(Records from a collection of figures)
╭──

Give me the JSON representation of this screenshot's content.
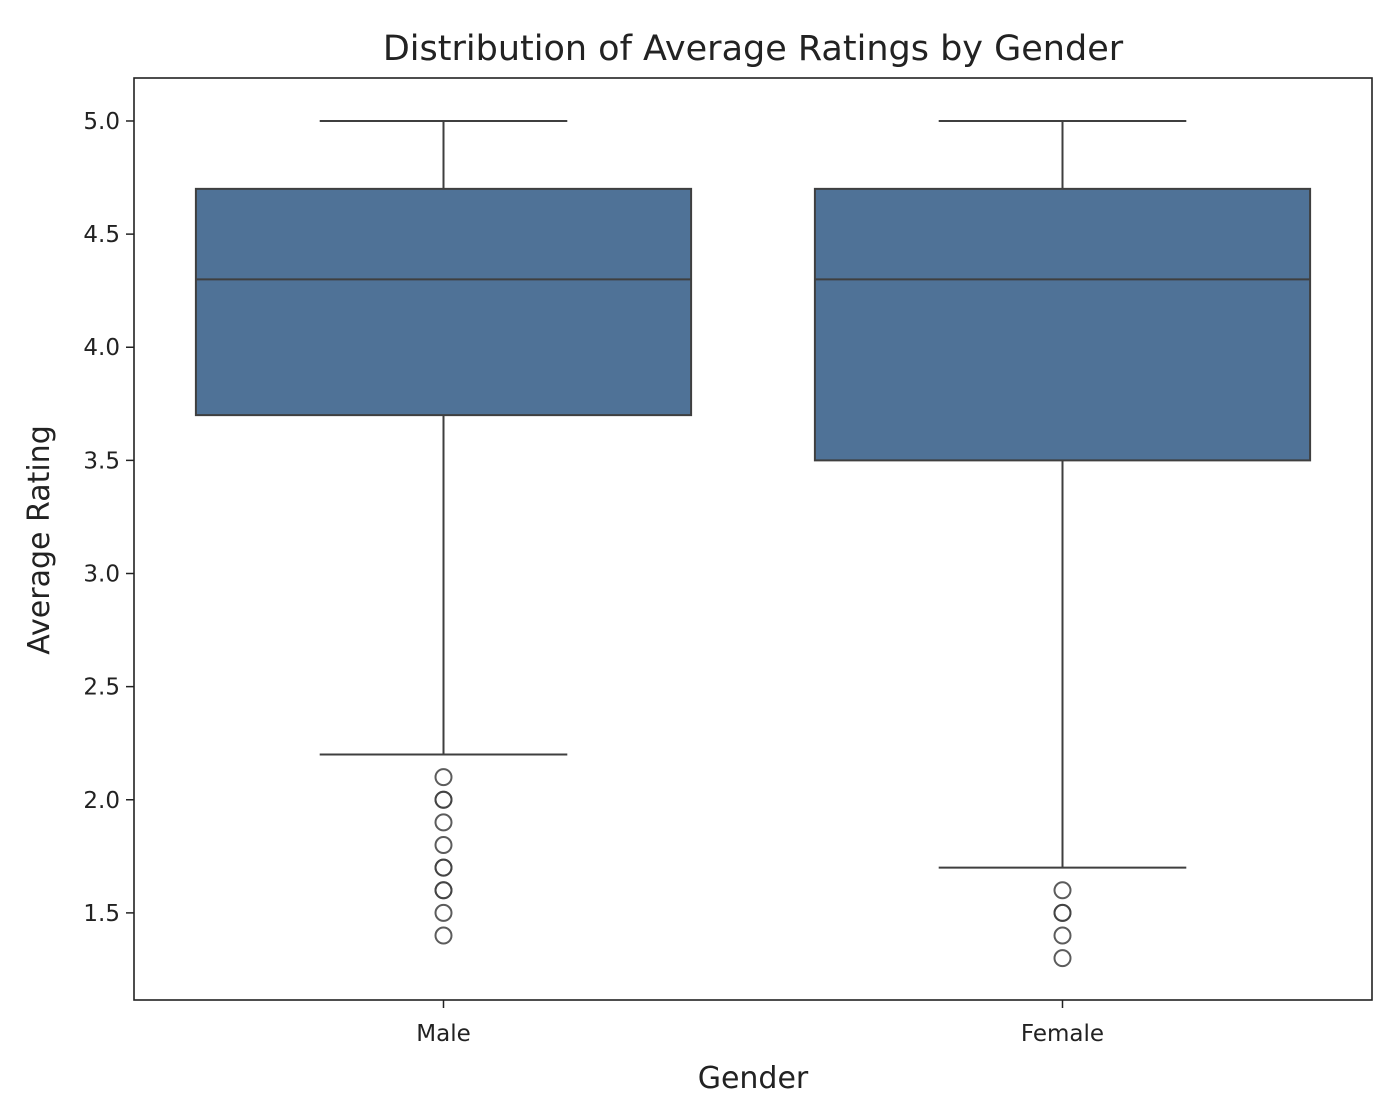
{
  "chart_data": {
    "type": "box",
    "title": "Distribution of Average Ratings by Gender",
    "xlabel": "Gender",
    "ylabel": "Average Rating",
    "categories": [
      "Male",
      "Female"
    ],
    "ylim": [
      1.115,
      5.19
    ],
    "yticks": [
      "1.5",
      "2.0",
      "2.5",
      "3.0",
      "3.5",
      "4.0",
      "4.5",
      "5.0"
    ],
    "box_color": "#4f7297",
    "edge_color": "#3f3f3f",
    "series": [
      {
        "name": "Male",
        "whisker_low": 2.2,
        "q1": 3.7,
        "median": 4.3,
        "q3": 4.7,
        "whisker_high": 5.0,
        "outliers": [
          2.1,
          2.0,
          2.0,
          1.9,
          1.8,
          1.7,
          1.7,
          1.6,
          1.6,
          1.5,
          1.4
        ]
      },
      {
        "name": "Female",
        "whisker_low": 1.7,
        "q1": 3.5,
        "median": 4.3,
        "q3": 4.7,
        "whisker_high": 5.0,
        "outliers": [
          1.6,
          1.5,
          1.5,
          1.4,
          1.3
        ]
      }
    ]
  }
}
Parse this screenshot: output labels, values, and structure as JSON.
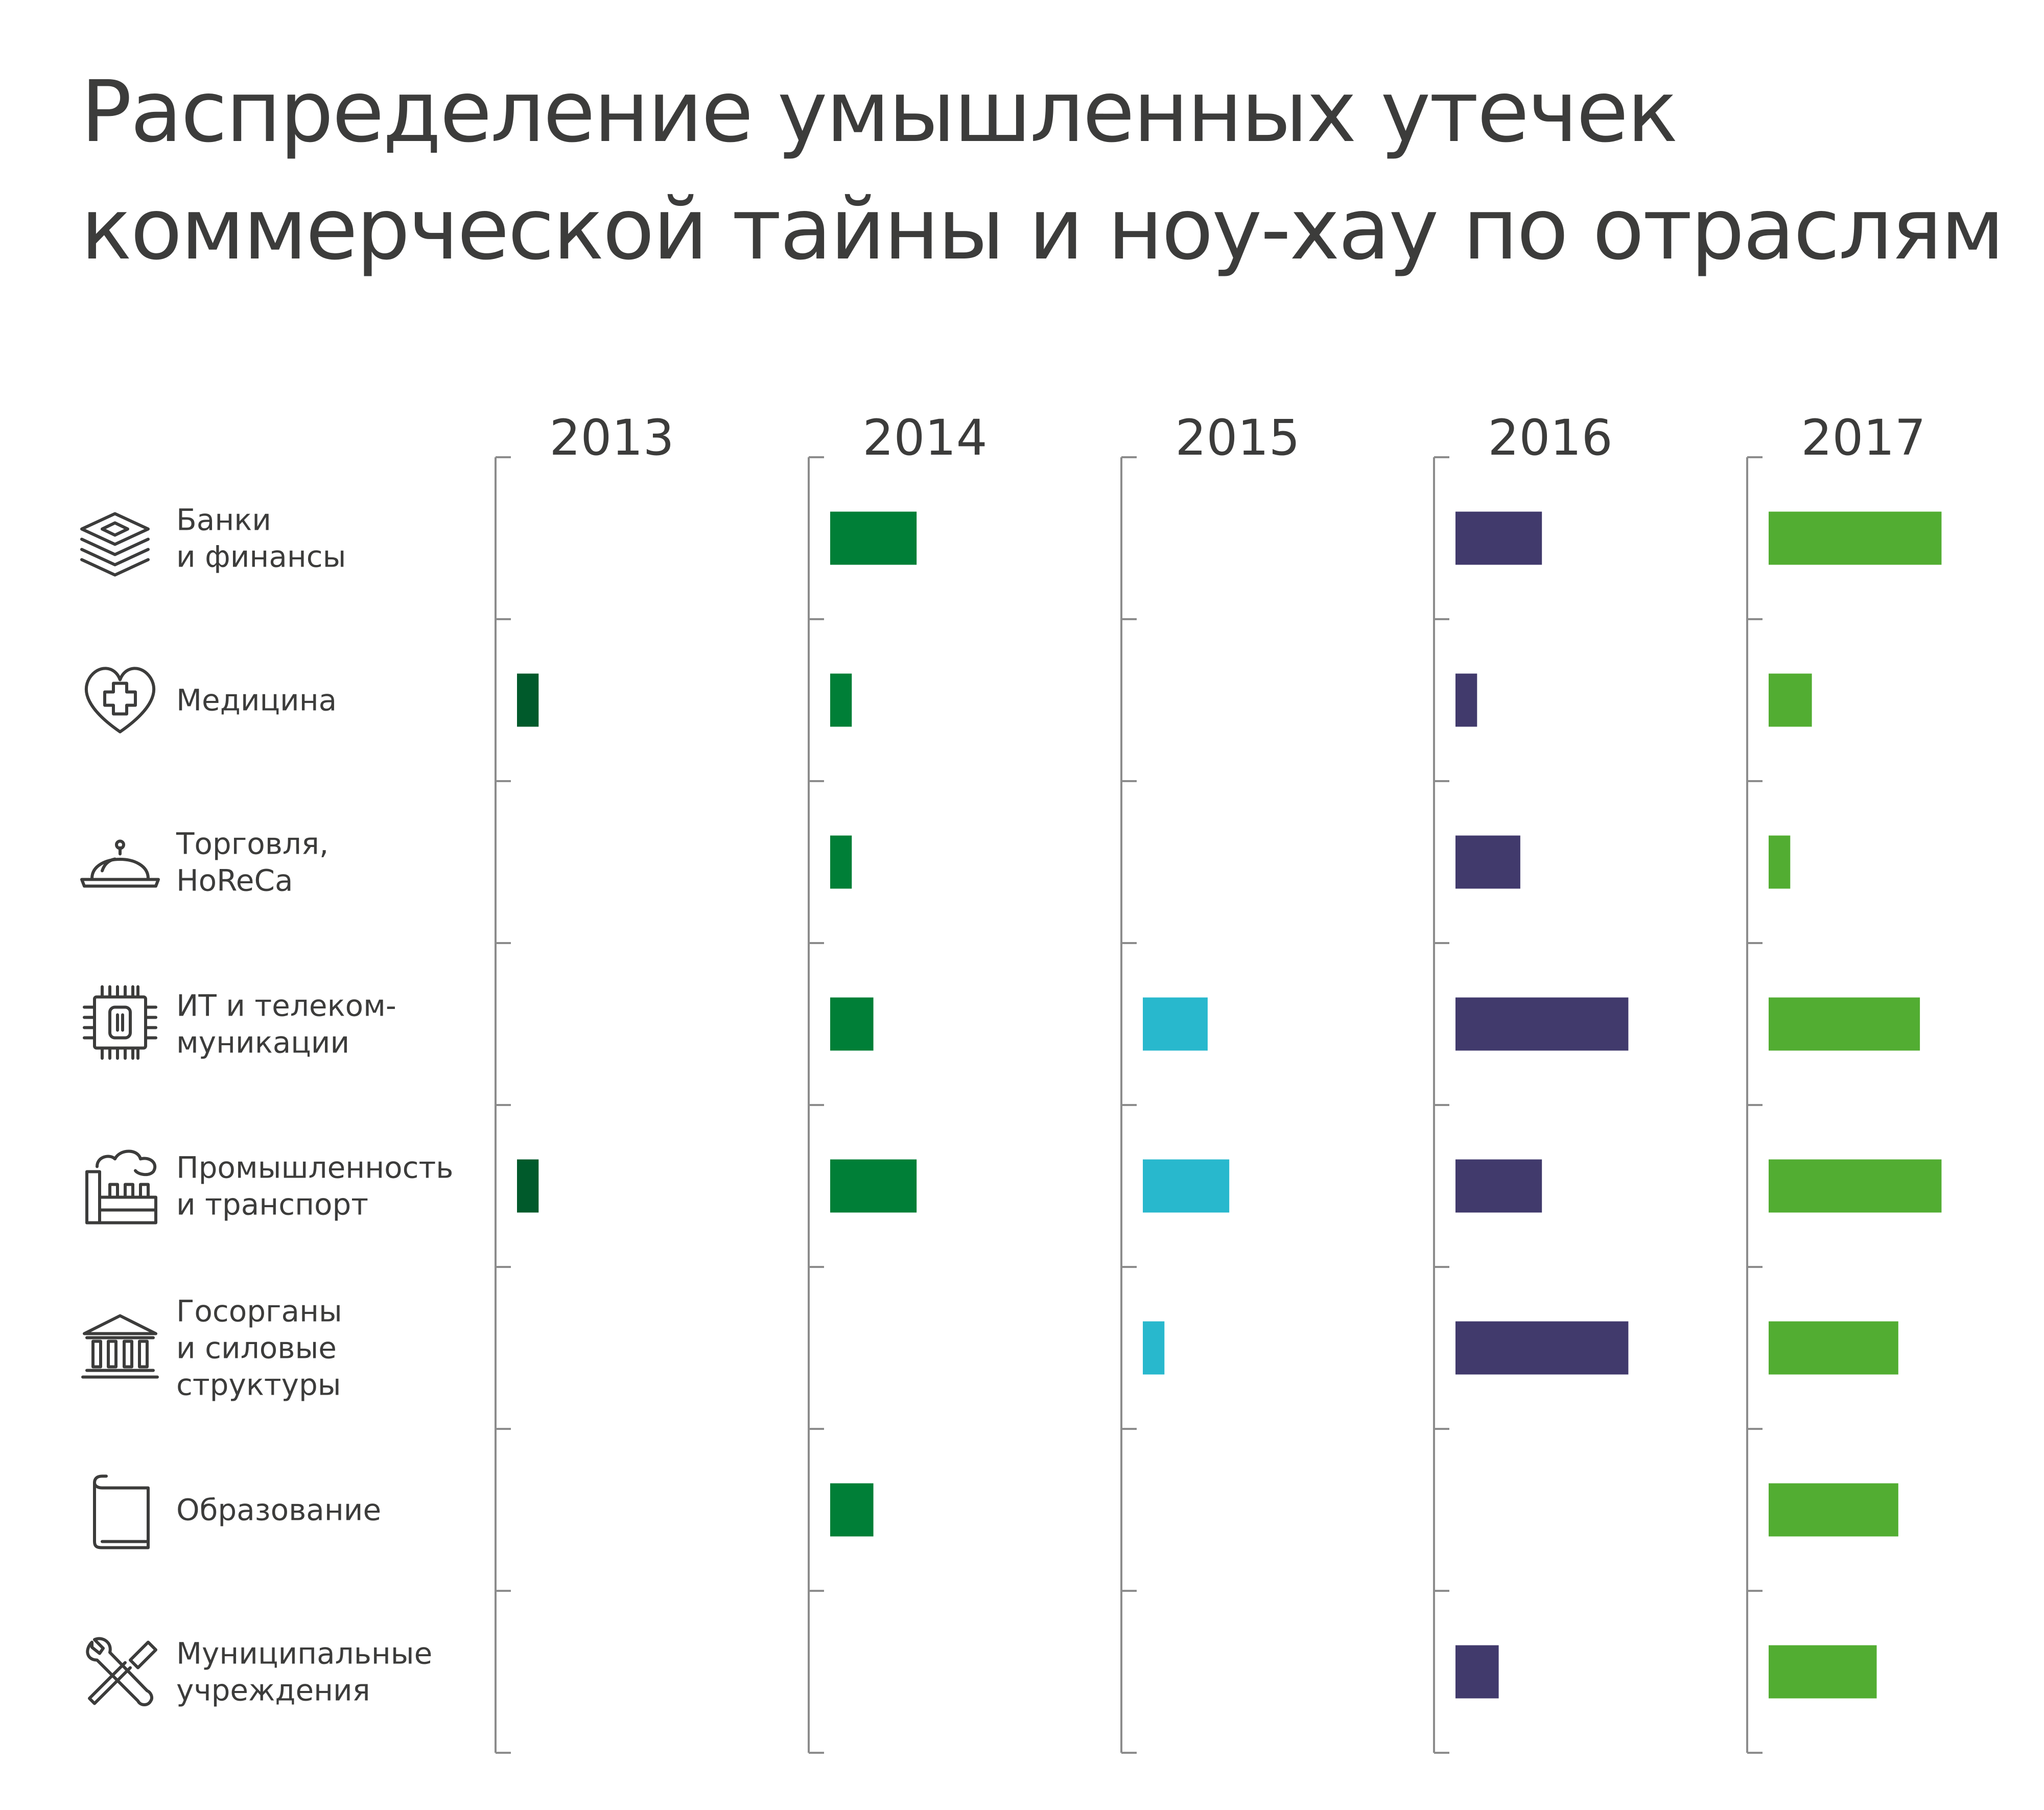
{
  "chart_data": {
    "type": "bar",
    "title_lines": [
      "Распределение умышленных утечек",
      "коммерческой тайны и ноу-хау по отраслям"
    ],
    "panels": [
      "2013",
      "2014",
      "2015",
      "2016",
      "2017"
    ],
    "categories": [
      {
        "lines": [
          "Банки",
          "и финансы"
        ],
        "icon": "stacked-banknotes-icon"
      },
      {
        "lines": [
          "Медицина"
        ],
        "icon": "heart-medical-cross-icon"
      },
      {
        "lines": [
          "Торговля,",
          "HoReCa"
        ],
        "icon": "serving-cloche-icon"
      },
      {
        "lines": [
          "ИТ и телеком-",
          "муникации"
        ],
        "icon": "microchip-icon"
      },
      {
        "lines": [
          "Промышленность",
          "и транспорт"
        ],
        "icon": "factory-icon"
      },
      {
        "lines": [
          "Госорганы",
          "и силовые",
          "структуры"
        ],
        "icon": "government-building-icon"
      },
      {
        "lines": [
          "Образование"
        ],
        "icon": "book-icon"
      },
      {
        "lines": [
          "Муниципальные",
          "учреждения"
        ],
        "icon": "wrench-screwdriver-icon"
      }
    ],
    "series": [
      {
        "name": "2013",
        "color": "#005a2b",
        "values": [
          0,
          1,
          0,
          0,
          1,
          0,
          0,
          0
        ]
      },
      {
        "name": "2014",
        "color": "#007f37",
        "values": [
          4,
          1,
          1,
          2,
          4,
          0,
          2,
          0
        ]
      },
      {
        "name": "2015",
        "color": "#28b8cd",
        "values": [
          0,
          0,
          0,
          3,
          4,
          1,
          0,
          0
        ]
      },
      {
        "name": "2016",
        "color": "#413a6c",
        "values": [
          4,
          1,
          3,
          8,
          4,
          8,
          0,
          2
        ]
      },
      {
        "name": "2017",
        "color": "#52ad32",
        "values": [
          8,
          2,
          1,
          7,
          8,
          6,
          6,
          5
        ]
      }
    ],
    "value_max": 8,
    "grid": false,
    "legend": "none"
  }
}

╰──

Copy the listing exactly. Any image in it stays out of the copy.

Give me the JSON representation of this screenshot's content.
{
  "chart_data": {
    "type": "box",
    "title": "Distribution of Average Ratings by Gender",
    "xlabel": "Gender",
    "ylabel": "Average Rating",
    "categories": [
      "Male",
      "Female"
    ],
    "ylim": [
      1.115,
      5.19
    ],
    "yticks": [
      "1.5",
      "2.0",
      "2.5",
      "3.0",
      "3.5",
      "4.0",
      "4.5",
      "5.0"
    ],
    "box_color": "#4f7297",
    "edge_color": "#3f3f3f",
    "series": [
      {
        "name": "Male",
        "whisker_low": 2.2,
        "q1": 3.7,
        "median": 4.3,
        "q3": 4.7,
        "whisker_high": 5.0,
        "outliers": [
          2.1,
          2.0,
          2.0,
          1.9,
          1.8,
          1.7,
          1.7,
          1.6,
          1.6,
          1.5,
          1.4
        ]
      },
      {
        "name": "Female",
        "whisker_low": 1.7,
        "q1": 3.5,
        "median": 4.3,
        "q3": 4.7,
        "whisker_high": 5.0,
        "outliers": [
          1.6,
          1.5,
          1.5,
          1.4,
          1.3
        ]
      }
    ]
  }
}
Parse this screenshot: output labels, values, and structure as JSON.
{
  "chart_data": {
    "type": "bar",
    "title_lines": [
      "Распределение умышленных утечек",
      "коммерческой тайны и ноу-хау по отраслям"
    ],
    "panels": [
      "2013",
      "2014",
      "2015",
      "2016",
      "2017"
    ],
    "categories": [
      {
        "lines": [
          "Банки",
          "и финансы"
        ],
        "icon": "stacked-banknotes-icon"
      },
      {
        "lines": [
          "Медицина"
        ],
        "icon": "heart-medical-cross-icon"
      },
      {
        "lines": [
          "Торговля,",
          "HoReCa"
        ],
        "icon": "serving-cloche-icon"
      },
      {
        "lines": [
          "ИТ и телеком-",
          "муникации"
        ],
        "icon": "microchip-icon"
      },
      {
        "lines": [
          "Промышленность",
          "и транспорт"
        ],
        "icon": "factory-icon"
      },
      {
        "lines": [
          "Госорганы",
          "и силовые",
          "структуры"
        ],
        "icon": "government-building-icon"
      },
      {
        "lines": [
          "Образование"
        ],
        "icon": "book-icon"
      },
      {
        "lines": [
          "Муниципальные",
          "учреждения"
        ],
        "icon": "wrench-screwdriver-icon"
      }
    ],
    "series": [
      {
        "name": "2013",
        "color": "#005a2b",
        "values": [
          0,
          1,
          0,
          0,
          1,
          0,
          0,
          0
        ]
      },
      {
        "name": "2014",
        "color": "#007f37",
        "values": [
          4,
          1,
          1,
          2,
          4,
          0,
          2,
          0
        ]
      },
      {
        "name": "2015",
        "color": "#28b8cd",
        "values": [
          0,
          0,
          0,
          3,
          4,
          1,
          0,
          0
        ]
      },
      {
        "name": "2016",
        "color": "#413a6c",
        "values": [
          4,
          1,
          3,
          8,
          4,
          8,
          0,
          2
        ]
      },
      {
        "name": "2017",
        "color": "#52ad32",
        "values": [
          8,
          2,
          1,
          7,
          8,
          6,
          6,
          5
        ]
      }
    ],
    "value_max": 8,
    "grid": false,
    "legend": "none"
  }
}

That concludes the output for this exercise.